- Music
- 20 Mar 01
The Jesus & Mary Chain are playing their first Irish gig in over seven years as part of May's Heineken Green Energy Festival. Stuart Clark appreciates their god-like genius.
WHILE JIM and William Reid are hewn from far too hard a slab of granite to get sentimental about these type of things, there's something rather heartwarming about the fact that after 11 years away, The Jesus & Mary Chain have gone home to Creation Records.
Yup, it was Alan McGee, still operating at the time from his two-up/two-down in Glasgow, who decided that their amphetamined take on the Beech Boys deserved to be heard by a wider audience, and coughed up the #2,000 needed to release 'Upside Down'.
Coupled with a suitably feedback-laden cover of Syd Barrett's 'Vegetable Man', it was arguably the most important three minutes of rock 'n' roll since the Pistols' 'Anarchy In The UK' and just as gobsmackingly vicious.

YOUR GOAL: Reproduce the part of the Jesus & Mary Chain article starting with "Coupled with a" and going on through "as gobsmackingly vicious.".

COLLECTED DATA:
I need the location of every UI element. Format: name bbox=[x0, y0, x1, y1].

WORKED ANSWER:
Coupled with a suitably feedback-laden cover of Syd Barrett's 'Vegetable Man', it was arguably the most important three minutes of rock 'n' roll since the Pistols' 'Anarchy In The UK' and just as gobsmackingly vicious.